### To be done
In the material below, substitute "clickable" for every occurrence of "interactable", reproduce all other lines without change, and omit the pictures from the answer.

## Start Task inputs

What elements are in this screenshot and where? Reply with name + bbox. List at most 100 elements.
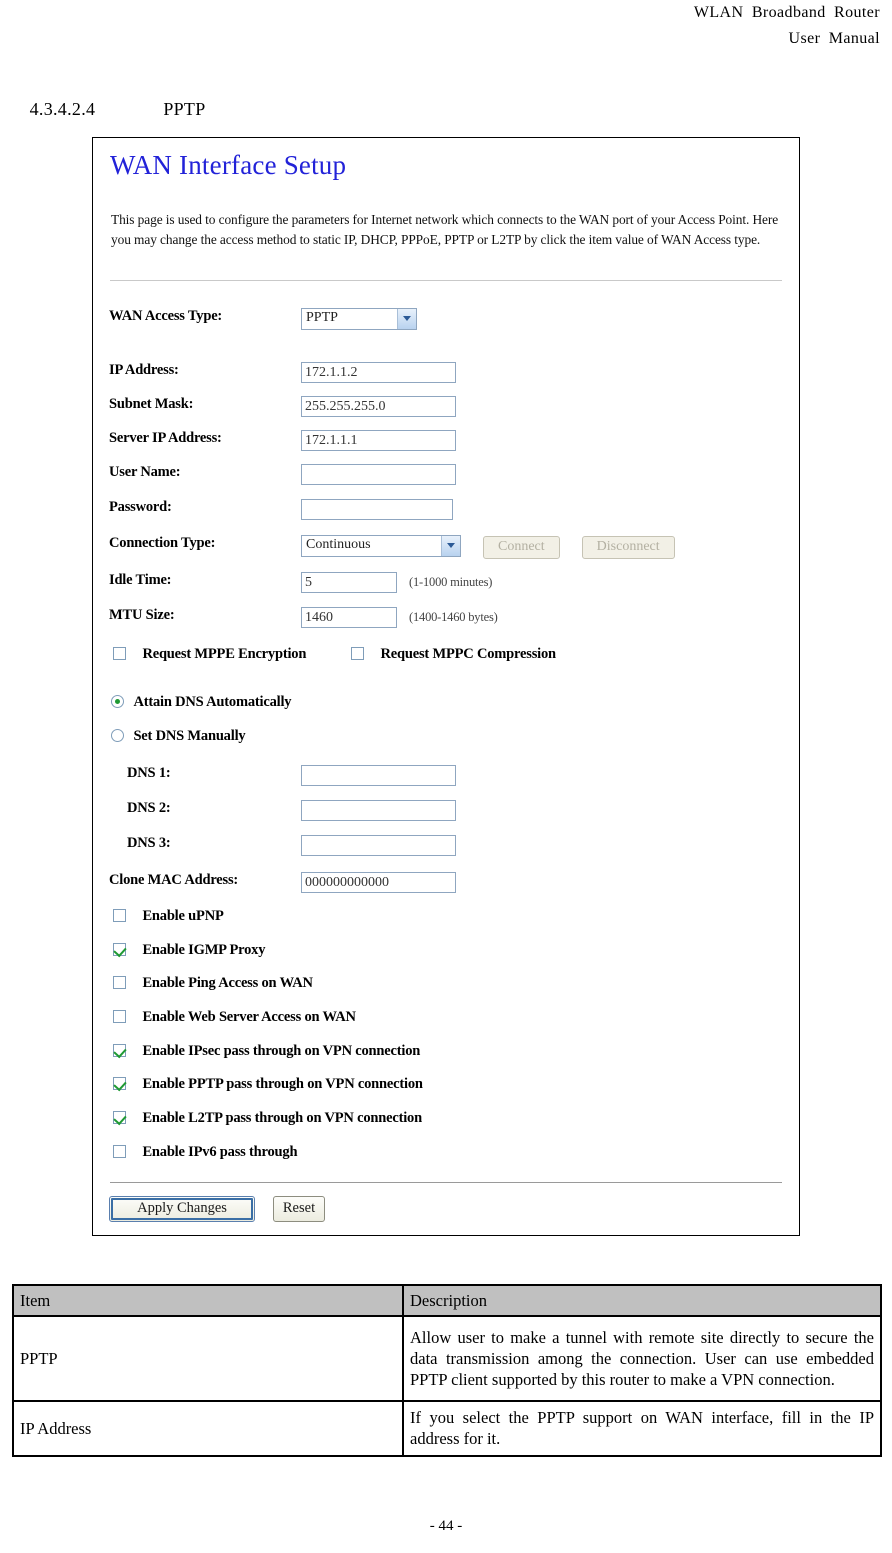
- clone-mac-address-input[interactable]: [301, 872, 456, 893]
- subnet-mask-label: Subnet Mask:: [109, 396, 194, 412]
- idle-time-label: Idle Time:: [109, 572, 172, 588]
- row-description: Allow user to make a tunnel with remote …: [402, 1315, 882, 1402]
- dns1-label: DNS 1:: [127, 765, 171, 781]
- user-name-label: User Name:: [109, 464, 181, 480]
- field-row-clone-mac-address: Clone MAC Address:: [109, 872, 789, 896]
- wan-access-type-value: PPTP: [306, 310, 338, 325]
- user-name-input[interactable]: [301, 464, 456, 485]
- page-description: This page is used to configure the param…: [111, 212, 779, 247]
- wan-access-type-select[interactable]: PPTP: [301, 308, 417, 330]
- chevron-down-icon[interactable]: [397, 309, 416, 329]
- table-row: IP Address If you select the PPTP suppor…: [12, 1400, 882, 1457]
- router-ui-screenshot: WAN Interface Setup This page is used to…: [92, 137, 800, 1236]
- row-item: IP Address: [12, 1400, 404, 1457]
- option-row-5[interactable]: Enable PPTP pass through on VPN connecti…: [113, 1076, 423, 1093]
- attain-dns-automatically-radio[interactable]: [111, 695, 124, 708]
- enable-l2tp-pass-through-label: Enable L2TP pass through on VPN connecti…: [142, 1110, 422, 1126]
- divider: [110, 1182, 782, 1183]
- apply-changes-button[interactable]: Apply Changes: [109, 1196, 255, 1222]
- field-row-dns1: DNS 1:: [127, 765, 799, 789]
- set-dns-manually-label: Set DNS Manually: [133, 728, 246, 744]
- dns2-label: DNS 2:: [127, 800, 171, 816]
- enable-ipv6-pass-through-checkbox[interactable]: [113, 1145, 126, 1158]
- divider: [110, 280, 782, 281]
- idle-time-input[interactable]: [301, 572, 397, 593]
- idle-time-hint: (1-1000 minutes): [409, 574, 493, 589]
- page-footer: - 44 -: [429, 1518, 463, 1534]
- mtu-size-hint: (1400-1460 bytes): [409, 609, 498, 624]
- dns1-input[interactable]: [301, 765, 456, 786]
- request-mppc-compression-label: Request MPPC Compression: [380, 646, 557, 662]
- password-label: Password:: [109, 499, 172, 515]
- wan-access-type-label: WAN Access Type:: [109, 308, 223, 324]
- section-heading: 4.3.4.2.4 PPTP: [20, 78, 206, 120]
- description-table: Item Description PPTP Allow user to make…: [12, 1284, 882, 1457]
- disconnect-button: Disconnect: [581, 535, 675, 559]
- enable-ipv6-pass-through-label: Enable IPv6 pass through: [142, 1144, 298, 1160]
- enable-l2tp-pass-through-checkbox[interactable]: [113, 1111, 126, 1124]
- chevron-down-icon[interactable]: [441, 536, 460, 556]
- attain-dns-automatically-label: Attain DNS Automatically: [133, 694, 292, 710]
- mtu-size-label: MTU Size:: [109, 607, 175, 623]
- enable-web-server-access-on-wan-label: Enable Web Server Access on WAN: [142, 1009, 356, 1025]
- enable-ipsec-pass-through-label: Enable IPsec pass through on VPN connect…: [142, 1043, 421, 1059]
- request-mppc-compression-checkbox[interactable]: [351, 646, 365, 662]
- connection-type-label: Connection Type:: [109, 535, 216, 551]
- table-header-row: Item Description: [12, 1284, 882, 1317]
- option-row-3[interactable]: Enable Web Server Access on WAN: [113, 1009, 356, 1026]
- field-row-idle-time: Idle Time: (1-1000 minutes): [109, 572, 789, 596]
- set-dns-manually-row[interactable]: Set DNS Manually: [111, 728, 246, 745]
- enable-web-server-access-on-wan-checkbox[interactable]: [113, 1010, 126, 1023]
- option-row-4[interactable]: Enable IPsec pass through on VPN connect…: [113, 1043, 420, 1060]
- section-number: 4.3.4.2.4: [29, 99, 96, 119]
- enable-upnp-checkbox[interactable]: [113, 909, 126, 922]
- request-mppe-encryption-label: Request MPPE Encryption: [142, 646, 307, 662]
- field-row-mtu-size: MTU Size: (1400-1460 bytes): [109, 607, 789, 631]
- clone-mac-address-label: Clone MAC Address:: [109, 872, 239, 888]
- row-description: If you select the PPTP support on WAN in…: [402, 1400, 882, 1457]
- enable-ipsec-pass-through-checkbox[interactable]: [113, 1044, 126, 1057]
- field-row-connection-type: Connection Type: Continuous Connect Disc…: [109, 535, 789, 559]
- server-ip-address-label: Server IP Address:: [109, 430, 222, 446]
- page-title: WAN Interface Setup: [110, 150, 347, 180]
- header-line-2: User Manual: [788, 30, 880, 47]
- password-input[interactable]: [301, 499, 453, 520]
- option-row-1[interactable]: Enable IGMP Proxy: [113, 942, 265, 959]
- connection-type-select[interactable]: Continuous: [301, 535, 461, 557]
- subnet-mask-input[interactable]: [301, 396, 456, 417]
- ip-address-input[interactable]: [301, 362, 456, 383]
- action-button-bar: Apply Changes Reset: [109, 1196, 325, 1222]
- enable-pptp-pass-through-checkbox[interactable]: [113, 1077, 126, 1090]
- connect-button: Connect: [483, 535, 560, 559]
- reset-button[interactable]: Reset: [273, 1196, 325, 1222]
- server-ip-address-input[interactable]: [301, 430, 456, 451]
- set-dns-manually-radio[interactable]: [111, 729, 124, 742]
- option-row-6[interactable]: Enable L2TP pass through on VPN connecti…: [113, 1110, 422, 1127]
- attain-dns-automatically-row[interactable]: Attain DNS Automatically: [111, 694, 292, 711]
- connection-type-controls: Continuous Connect Disconnect: [301, 535, 675, 559]
- table-row: PPTP Allow user to make a tunnel with re…: [12, 1315, 882, 1402]
- enable-pptp-pass-through-label: Enable PPTP pass through on VPN connecti…: [142, 1076, 423, 1092]
- enable-igmp-proxy-checkbox[interactable]: [113, 943, 126, 956]
- field-row-dns2: DNS 2:: [127, 800, 799, 824]
- field-row-wan-access-type: WAN Access Type: PPTP: [109, 308, 789, 332]
- field-row-server-ip-address: Server IP Address:: [109, 430, 789, 454]
- field-row-password: Password:: [109, 499, 789, 523]
- column-header-item: Item: [12, 1284, 404, 1317]
- enable-igmp-proxy-label: Enable IGMP Proxy: [142, 942, 266, 958]
- header-line-1: WLAN Broadband Router: [693, 4, 880, 21]
- request-mppe-encryption-checkbox[interactable]: [113, 646, 126, 662]
- field-row-subnet-mask: Subnet Mask:: [109, 396, 789, 420]
- option-row-0[interactable]: Enable uPNP: [113, 908, 224, 925]
- option-row-7[interactable]: Enable IPv6 pass through: [113, 1144, 298, 1161]
- dns3-label: DNS 3:: [127, 835, 171, 851]
- dns2-input[interactable]: [301, 800, 456, 821]
- option-row-2[interactable]: Enable Ping Access on WAN: [113, 975, 313, 992]
- mtu-size-input[interactable]: [301, 607, 397, 628]
- dns3-input[interactable]: [301, 835, 456, 856]
- connection-type-value: Continuous: [306, 537, 371, 552]
- enable-ping-access-on-wan-checkbox[interactable]: [113, 976, 126, 989]
- field-row-ip-address: IP Address:: [109, 362, 789, 386]
- field-row-user-name: User Name:: [109, 464, 789, 488]
- enable-upnp-label: Enable uPNP: [142, 908, 224, 924]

## End Task inputs

### Response to this task
What elements are in this screenshot and where? Reply with name + bbox. List at most 100 elements.
- clone-mac-address-input[clickable]: [301, 872, 456, 893]
- subnet-mask-label: Subnet Mask:: [109, 396, 194, 412]
- idle-time-label: Idle Time:: [109, 572, 172, 588]
- row-description: Allow user to make a tunnel with remote …: [402, 1315, 882, 1402]
- dns1-label: DNS 1:: [127, 765, 171, 781]
- user-name-label: User Name:: [109, 464, 181, 480]
- field-row-clone-mac-address: Clone MAC Address:: [109, 872, 789, 896]
- wan-access-type-value: PPTP: [306, 310, 338, 325]
- user-name-input[clickable]: [301, 464, 456, 485]
- page-description: This page is used to configure the param…: [111, 212, 779, 247]
- wan-access-type-select[clickable]: PPTP: [301, 308, 417, 330]
- chevron-down-icon[clickable]: [397, 309, 416, 329]
- table-row: IP Address If you select the PPTP suppor…: [12, 1400, 882, 1457]
- router-ui-screenshot: WAN Interface Setup This page is used to…: [92, 137, 800, 1236]
- row-item: IP Address: [12, 1400, 404, 1457]
- option-row-5[clickable]: Enable PPTP pass through on VPN connecti…: [113, 1076, 423, 1093]
- attain-dns-automatically-radio[clickable]: [111, 695, 124, 708]
- enable-l2tp-pass-through-label: Enable L2TP pass through on VPN connecti…: [142, 1110, 422, 1126]
- divider: [110, 1182, 782, 1183]
- apply-changes-button[clickable]: Apply Changes: [109, 1196, 255, 1222]
- field-row-dns1: DNS 1:: [127, 765, 799, 789]
- set-dns-manually-label: Set DNS Manually: [133, 728, 246, 744]
- dns2-label: DNS 2:: [127, 800, 171, 816]
- enable-ipv6-pass-through-checkbox[clickable]: [113, 1145, 126, 1158]
- divider: [110, 280, 782, 281]
- idle-time-input[clickable]: [301, 572, 397, 593]
- idle-time-hint: (1-1000 minutes): [409, 574, 493, 589]
- page-footer: - 44 -: [429, 1518, 463, 1534]
- mtu-size-hint: (1400-1460 bytes): [409, 609, 498, 624]
- dns1-input[clickable]: [301, 765, 456, 786]
- request-mppc-compression-label: Request MPPC Compression: [380, 646, 557, 662]
- password-label: Password:: [109, 499, 172, 515]
- wan-access-type-label: WAN Access Type:: [109, 308, 223, 324]
- section-heading: 4.3.4.2.4 PPTP: [20, 78, 206, 120]
- description-table: Item Description PPTP Allow user to make…: [12, 1284, 882, 1457]
- disconnect-button: Disconnect: [581, 535, 675, 559]
- enable-ipv6-pass-through-label: Enable IPv6 pass through: [142, 1144, 298, 1160]
- enable-l2tp-pass-through-checkbox[clickable]: [113, 1111, 126, 1124]
- chevron-down-icon[clickable]: [441, 536, 460, 556]
- attain-dns-automatically-label: Attain DNS Automatically: [133, 694, 292, 710]
- mtu-size-label: MTU Size:: [109, 607, 175, 623]
- enable-web-server-access-on-wan-label: Enable Web Server Access on WAN: [142, 1009, 356, 1025]
- enable-ipsec-pass-through-label: Enable IPsec pass through on VPN connect…: [142, 1043, 421, 1059]
- request-mppc-compression-checkbox[clickable]: [351, 646, 365, 662]
- connection-type-label: Connection Type:: [109, 535, 216, 551]
- table-header-row: Item Description: [12, 1284, 882, 1317]
- option-row-3[clickable]: Enable Web Server Access on WAN: [113, 1009, 356, 1026]
- field-row-idle-time: Idle Time: (1-1000 minutes): [109, 572, 789, 596]
- set-dns-manually-row[clickable]: Set DNS Manually: [111, 728, 246, 745]
- enable-web-server-access-on-wan-checkbox[clickable]: [113, 1010, 126, 1023]
- option-row-4[clickable]: Enable IPsec pass through on VPN connect…: [113, 1043, 420, 1060]
- section-number: 4.3.4.2.4: [29, 99, 96, 119]
- enable-upnp-checkbox[clickable]: [113, 909, 126, 922]
- request-mppe-encryption-label: Request MPPE Encryption: [142, 646, 307, 662]
- field-row-mtu-size: MTU Size: (1400-1460 bytes): [109, 607, 789, 631]
- clone-mac-address-label: Clone MAC Address:: [109, 872, 239, 888]
- row-description: If you select the PPTP support on WAN in…: [402, 1400, 882, 1457]
- enable-ipsec-pass-through-checkbox[clickable]: [113, 1044, 126, 1057]
- field-row-connection-type: Connection Type: Continuous Connect Disc…: [109, 535, 789, 559]
- server-ip-address-label: Server IP Address:: [109, 430, 222, 446]
- page-title: WAN Interface Setup: [110, 150, 347, 180]
- header-line-2: User Manual: [788, 30, 880, 47]
- password-input[clickable]: [301, 499, 453, 520]
- option-row-1[clickable]: Enable IGMP Proxy: [113, 942, 265, 959]
- connection-type-select[clickable]: Continuous: [301, 535, 461, 557]
- subnet-mask-input[clickable]: [301, 396, 456, 417]
- ip-address-input[clickable]: [301, 362, 456, 383]
- action-button-bar: Apply Changes Reset: [109, 1196, 325, 1222]
- enable-pptp-pass-through-checkbox[clickable]: [113, 1077, 126, 1090]
- connect-button: Connect: [483, 535, 560, 559]
- reset-button[clickable]: Reset: [273, 1196, 325, 1222]
- server-ip-address-input[clickable]: [301, 430, 456, 451]
- set-dns-manually-radio[clickable]: [111, 729, 124, 742]
- option-row-6[clickable]: Enable L2TP pass through on VPN connecti…: [113, 1110, 422, 1127]
- attain-dns-automatically-row[clickable]: Attain DNS Automatically: [111, 694, 292, 711]
- connection-type-controls: Continuous Connect Disconnect: [301, 535, 675, 559]
- table-row: PPTP Allow user to make a tunnel with re…: [12, 1315, 882, 1402]
- enable-pptp-pass-through-label: Enable PPTP pass through on VPN connecti…: [142, 1076, 423, 1092]
- enable-igmp-proxy-checkbox[clickable]: [113, 943, 126, 956]
- field-row-dns2: DNS 2:: [127, 800, 799, 824]
- field-row-wan-access-type: WAN Access Type: PPTP: [109, 308, 789, 332]
- field-row-server-ip-address: Server IP Address:: [109, 430, 789, 454]
- field-row-password: Password:: [109, 499, 789, 523]
- column-header-item: Item: [12, 1284, 404, 1317]
- enable-igmp-proxy-label: Enable IGMP Proxy: [142, 942, 266, 958]
- header-line-1: WLAN Broadband Router: [693, 4, 880, 21]
- request-mppe-encryption-checkbox[clickable]: [113, 646, 126, 662]
- field-row-subnet-mask: Subnet Mask:: [109, 396, 789, 420]
- option-row-0[clickable]: Enable uPNP: [113, 908, 224, 925]
- option-row-7[clickable]: Enable IPv6 pass through: [113, 1144, 298, 1161]
- dns3-label: DNS 3:: [127, 835, 171, 851]
- dns2-input[clickable]: [301, 800, 456, 821]
- option-row-2[clickable]: Enable Ping Access on WAN: [113, 975, 313, 992]
- mtu-size-input[clickable]: [301, 607, 397, 628]
- dns3-input[clickable]: [301, 835, 456, 856]
- connection-type-value: Continuous: [306, 537, 371, 552]
- enable-ping-access-on-wan-checkbox[clickable]: [113, 976, 126, 989]
- field-row-ip-address: IP Address:: [109, 362, 789, 386]
- field-row-user-name: User Name:: [109, 464, 789, 488]
- enable-upnp-label: Enable uPNP: [142, 908, 224, 924]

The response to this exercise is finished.